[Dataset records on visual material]
_ _ _ _ _ _ _

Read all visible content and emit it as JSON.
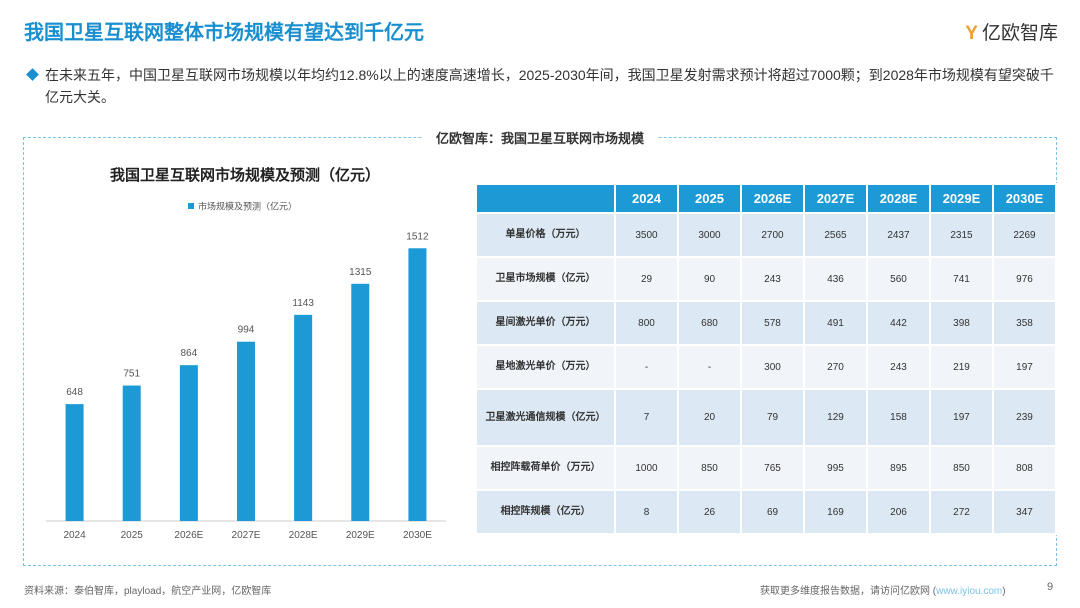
{
  "header": {
    "title": "我国卫星互联网整体市场规模有望达到千亿元",
    "brand": "亿欧智库"
  },
  "summary": "在未来五年，中国卫星互联网市场规模以年均约12.8%以上的速度高速增长，2025-2030年间，我国卫星发射需求预计将超过7000颗；到2028年市场规模有望突破千亿元大关。",
  "panel_title": "亿欧智库：我国卫星互联网市场规模",
  "chart_data": {
    "type": "bar",
    "title": "我国卫星互联网市场规模及预测（亿元）",
    "categories": [
      "2024",
      "2025",
      "2026E",
      "2027E",
      "2028E",
      "2029E",
      "2030E"
    ],
    "series": [
      {
        "name": "市场规模及预测（亿元）",
        "color": "#1b9ad6",
        "values": [
          648,
          751,
          864,
          994,
          1143,
          1315,
          1512
        ]
      }
    ],
    "grid": false,
    "legend": "top"
  },
  "table": {
    "columns": [
      "2024",
      "2025",
      "2026E",
      "2027E",
      "2028E",
      "2029E",
      "2030E"
    ],
    "rows": [
      {
        "label": "单星价格（万元）",
        "cells": [
          3500,
          3000,
          2700,
          2565,
          2437,
          2315,
          2269
        ]
      },
      {
        "label": "卫星市场规模（亿元）",
        "cells": [
          29,
          90,
          243,
          436,
          560,
          741,
          976
        ]
      },
      {
        "label": "星间激光单价（万元）",
        "cells": [
          800,
          680,
          578,
          491,
          442,
          398,
          358
        ]
      },
      {
        "label": "星地激光单价（万元）",
        "cells": [
          "-",
          "-",
          300,
          270,
          243,
          219,
          197
        ]
      },
      {
        "label": "卫星激光通信规模（亿元）",
        "cells": [
          7,
          20,
          79,
          129,
          158,
          197,
          239
        ]
      },
      {
        "label": "相控阵载荷单价（万元）",
        "cells": [
          1000,
          850,
          765,
          995,
          895,
          850,
          808
        ]
      },
      {
        "label": "相控阵规模（亿元）",
        "cells": [
          8,
          26,
          69,
          169,
          206,
          272,
          347
        ]
      }
    ]
  },
  "footer": {
    "source": "资料来源：泰伯智库，playload，航空产业网，亿欧智库",
    "more_prefix": "获取更多维度报告数据，请访问亿欧网 (",
    "link": "www.iyiou.com",
    "more_suffix": ")",
    "page": "9"
  }
}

_ _ _ _ _ _ _

#### [DIRECTIVE]
Filter the entries above down to the lines containing the word "亿欧智库".

#### [ANSWER TO THIS EXERCISE]
    "brand": "亿欧智库"
  "panel_title": "亿欧智库：我国卫星互联网市场规模",
    "source": "资料来源：泰伯智库，playload，航空产业网，亿欧智库",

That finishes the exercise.